> YOUR INSTRUCTIONS: From the line that has "Extract the structured" down to the final line of the listing below, transcribe every line exactly, and only those.
═══ GIVEN DATA ═══
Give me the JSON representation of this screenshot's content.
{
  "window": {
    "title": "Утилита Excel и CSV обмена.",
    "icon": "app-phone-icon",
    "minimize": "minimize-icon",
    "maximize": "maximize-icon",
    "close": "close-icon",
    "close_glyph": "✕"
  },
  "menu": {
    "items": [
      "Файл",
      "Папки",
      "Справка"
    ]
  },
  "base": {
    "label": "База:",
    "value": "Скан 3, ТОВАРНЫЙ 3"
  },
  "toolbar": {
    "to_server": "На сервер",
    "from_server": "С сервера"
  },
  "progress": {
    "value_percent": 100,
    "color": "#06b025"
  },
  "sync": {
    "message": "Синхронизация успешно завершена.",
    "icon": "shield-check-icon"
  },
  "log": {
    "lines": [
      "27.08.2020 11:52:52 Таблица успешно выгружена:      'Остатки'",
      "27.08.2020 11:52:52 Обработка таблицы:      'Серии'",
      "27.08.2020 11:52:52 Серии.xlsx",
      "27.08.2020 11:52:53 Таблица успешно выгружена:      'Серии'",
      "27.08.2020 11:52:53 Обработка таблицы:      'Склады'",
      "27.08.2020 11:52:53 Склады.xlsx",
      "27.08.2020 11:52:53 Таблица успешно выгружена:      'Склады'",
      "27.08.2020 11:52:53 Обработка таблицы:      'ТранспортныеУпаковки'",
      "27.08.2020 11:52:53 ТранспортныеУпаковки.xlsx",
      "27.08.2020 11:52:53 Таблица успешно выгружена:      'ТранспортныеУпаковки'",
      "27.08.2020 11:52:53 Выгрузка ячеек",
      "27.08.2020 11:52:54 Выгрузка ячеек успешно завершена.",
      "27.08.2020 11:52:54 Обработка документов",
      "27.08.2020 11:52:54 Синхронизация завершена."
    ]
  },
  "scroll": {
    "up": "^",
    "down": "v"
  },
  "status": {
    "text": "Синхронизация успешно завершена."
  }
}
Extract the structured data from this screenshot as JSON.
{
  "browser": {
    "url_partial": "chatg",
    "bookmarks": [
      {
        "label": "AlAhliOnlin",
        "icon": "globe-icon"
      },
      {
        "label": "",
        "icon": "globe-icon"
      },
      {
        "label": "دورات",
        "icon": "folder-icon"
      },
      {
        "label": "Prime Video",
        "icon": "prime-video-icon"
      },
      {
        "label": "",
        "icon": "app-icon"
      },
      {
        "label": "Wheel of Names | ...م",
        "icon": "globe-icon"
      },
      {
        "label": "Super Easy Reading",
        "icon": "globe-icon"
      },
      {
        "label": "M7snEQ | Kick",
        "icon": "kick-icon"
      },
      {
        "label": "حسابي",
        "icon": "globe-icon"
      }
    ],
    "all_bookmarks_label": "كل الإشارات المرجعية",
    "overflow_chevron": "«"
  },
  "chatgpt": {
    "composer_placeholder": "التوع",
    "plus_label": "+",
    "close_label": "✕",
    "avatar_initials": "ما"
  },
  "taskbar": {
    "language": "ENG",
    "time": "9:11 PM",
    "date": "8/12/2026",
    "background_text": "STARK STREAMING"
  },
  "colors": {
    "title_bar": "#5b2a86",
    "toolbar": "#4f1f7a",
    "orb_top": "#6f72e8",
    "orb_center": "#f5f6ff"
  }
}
═══
> RIGHT ANSWER:
Extract the structured data from this screenshot as JSON.
{
  "browser": {
    "url_partial": "chatg",
    "bookmarks": [
      {
        "label": "AlAhliOnlin",
        "icon": "globe-icon"
      },
      {
        "label": "",
        "icon": "globe-icon"
      },
      {
        "label": "دورات",
        "icon": "folder-icon"
      },
      {
        "label": "Prime Video",
        "icon": "prime-video-icon"
      },
      {
        "label": "",
        "icon": "app-icon"
      },
      {
        "label": "Wheel of Names | ...م",
        "icon": "globe-icon"
      },
      {
        "label": "Super Easy Reading",
        "icon": "globe-icon"
      },
      {
        "label": "M7snEQ | Kick",
        "icon": "kick-icon"
      },
      {
        "label": "حسابي",
        "icon": "globe-icon"
      }
    ],
    "all_bookmarks_label": "كل الإشارات المرجعية",
    "overflow_chevron": "«"
  },
  "chatgpt": {
    "composer_placeholder": "التوع",
    "plus_label": "+",
    "close_label": "✕",
    "avatar_initials": "ما"
  },
  "taskbar": {
    "language": "ENG",
    "time": "9:11 PM",
    "date": "8/12/2026",
    "background_text": "STARK STREAMING"
  },
  "colors": {
    "title_bar": "#5b2a86",
    "toolbar": "#4f1f7a",
    "orb_top": "#6f72e8",
    "orb_center": "#f5f6ff"
  }
}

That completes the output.